* [Problem details] Copy out every one of the following lines without changing anything.

┌────────

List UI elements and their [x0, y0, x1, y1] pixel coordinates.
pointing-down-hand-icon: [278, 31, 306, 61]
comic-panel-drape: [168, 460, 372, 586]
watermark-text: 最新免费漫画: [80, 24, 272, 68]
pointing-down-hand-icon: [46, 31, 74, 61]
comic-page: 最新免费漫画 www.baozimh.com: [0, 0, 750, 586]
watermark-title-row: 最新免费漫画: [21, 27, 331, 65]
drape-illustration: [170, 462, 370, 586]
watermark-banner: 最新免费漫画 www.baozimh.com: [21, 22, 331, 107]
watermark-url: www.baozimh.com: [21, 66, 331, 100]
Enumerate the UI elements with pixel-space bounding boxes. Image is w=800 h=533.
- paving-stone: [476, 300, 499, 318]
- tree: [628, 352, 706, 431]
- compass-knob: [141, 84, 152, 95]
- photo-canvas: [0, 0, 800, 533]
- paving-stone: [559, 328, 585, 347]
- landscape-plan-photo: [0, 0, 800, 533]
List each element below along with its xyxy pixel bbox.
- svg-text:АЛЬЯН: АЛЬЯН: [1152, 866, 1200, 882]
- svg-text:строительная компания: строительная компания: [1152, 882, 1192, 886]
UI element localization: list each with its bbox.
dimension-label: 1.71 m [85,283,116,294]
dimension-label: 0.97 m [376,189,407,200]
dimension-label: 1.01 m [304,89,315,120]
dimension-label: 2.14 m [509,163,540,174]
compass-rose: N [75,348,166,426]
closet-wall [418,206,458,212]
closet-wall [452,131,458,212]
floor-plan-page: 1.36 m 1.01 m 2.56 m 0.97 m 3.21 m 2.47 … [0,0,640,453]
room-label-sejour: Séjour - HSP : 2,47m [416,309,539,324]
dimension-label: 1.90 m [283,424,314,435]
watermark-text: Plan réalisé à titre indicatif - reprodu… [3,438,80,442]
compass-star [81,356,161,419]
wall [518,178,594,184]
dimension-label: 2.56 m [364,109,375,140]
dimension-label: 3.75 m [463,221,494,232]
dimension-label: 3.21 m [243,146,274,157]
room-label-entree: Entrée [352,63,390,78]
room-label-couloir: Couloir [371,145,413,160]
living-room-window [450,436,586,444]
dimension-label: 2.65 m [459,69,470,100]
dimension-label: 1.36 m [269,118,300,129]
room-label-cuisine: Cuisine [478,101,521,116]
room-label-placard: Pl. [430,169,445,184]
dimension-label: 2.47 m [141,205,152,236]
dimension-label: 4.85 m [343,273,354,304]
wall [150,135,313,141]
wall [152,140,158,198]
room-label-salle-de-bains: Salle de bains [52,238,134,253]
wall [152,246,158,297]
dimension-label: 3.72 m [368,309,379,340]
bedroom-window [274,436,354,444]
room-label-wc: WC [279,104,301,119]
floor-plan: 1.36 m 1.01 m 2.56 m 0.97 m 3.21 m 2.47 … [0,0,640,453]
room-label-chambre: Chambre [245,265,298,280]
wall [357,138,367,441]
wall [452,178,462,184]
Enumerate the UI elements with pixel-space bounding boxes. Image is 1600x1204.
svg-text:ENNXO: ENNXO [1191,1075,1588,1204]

└────────

* [The solution]
List UI elements and their [x0, y0, x1, y1] pixel coordinates.
pointing-down-hand-icon: [278, 31, 306, 61]
comic-panel-drape: [168, 460, 372, 586]
watermark-text: 最新免费漫画: [80, 24, 272, 68]
pointing-down-hand-icon: [46, 31, 74, 61]
comic-page: 最新免费漫画 www.baozimh.com: [0, 0, 750, 586]
watermark-title-row: 最新免费漫画: [21, 27, 331, 65]
drape-illustration: [170, 462, 370, 586]
watermark-banner: 最新免费漫画 www.baozimh.com: [21, 22, 331, 107]
watermark-url: www.baozimh.com: [21, 66, 331, 100]
Enumerate the UI elements with pixel-space bounding boxes. Image is w=800 h=533.
- paving-stone: [476, 300, 499, 318]
- tree: [628, 352, 706, 431]
- compass-knob: [141, 84, 152, 95]
- photo-canvas: [0, 0, 800, 533]
- paving-stone: [559, 328, 585, 347]
- landscape-plan-photo: [0, 0, 800, 533]
List each element below along with its xyxy pixel bbox.
- svg-text:АЛЬЯН: АЛЬЯН: [1152, 866, 1200, 882]
- svg-text:строительная компания: строительная компания: [1152, 882, 1192, 886]
UI element localization: list each with its bbox.
dimension-label: 1.71 m [85,283,116,294]
dimension-label: 0.97 m [376,189,407,200]
dimension-label: 1.01 m [304,89,315,120]
dimension-label: 2.14 m [509,163,540,174]
compass-rose: N [75,348,166,426]
closet-wall [418,206,458,212]
closet-wall [452,131,458,212]
floor-plan-page: 1.36 m 1.01 m 2.56 m 0.97 m 3.21 m 2.47 … [0,0,640,453]
room-label-sejour: Séjour - HSP : 2,47m [416,309,539,324]
dimension-label: 1.90 m [283,424,314,435]
watermark-text: Plan réalisé à titre indicatif - reprodu… [3,438,80,442]
compass-star [81,356,161,419]
wall [518,178,594,184]
dimension-label: 2.56 m [364,109,375,140]
dimension-label: 3.75 m [463,221,494,232]
dimension-label: 3.21 m [243,146,274,157]
room-label-entree: Entrée [352,63,390,78]
room-label-couloir: Couloir [371,145,413,160]
living-room-window [450,436,586,444]
dimension-label: 2.65 m [459,69,470,100]
dimension-label: 1.36 m [269,118,300,129]
room-label-cuisine: Cuisine [478,101,521,116]
room-label-placard: Pl. [430,169,445,184]
dimension-label: 2.47 m [141,205,152,236]
dimension-label: 4.85 m [343,273,354,304]
wall [150,135,313,141]
wall [152,140,158,198]
room-label-salle-de-bains: Salle de bains [52,238,134,253]
wall [152,246,158,297]
dimension-label: 3.72 m [368,309,379,340]
bedroom-window [274,436,354,444]
room-label-wc: WC [279,104,301,119]
floor-plan: 1.36 m 1.01 m 2.56 m 0.97 m 3.21 m 2.47 … [0,0,640,453]
room-label-chambre: Chambre [245,265,298,280]
wall [357,138,367,441]
wall [452,178,462,184]
Enumerate the UI elements with pixel-space bounding boxes. Image is 1600x1204.
svg-text:ENNXO: ENNXO [1191,1075,1588,1204]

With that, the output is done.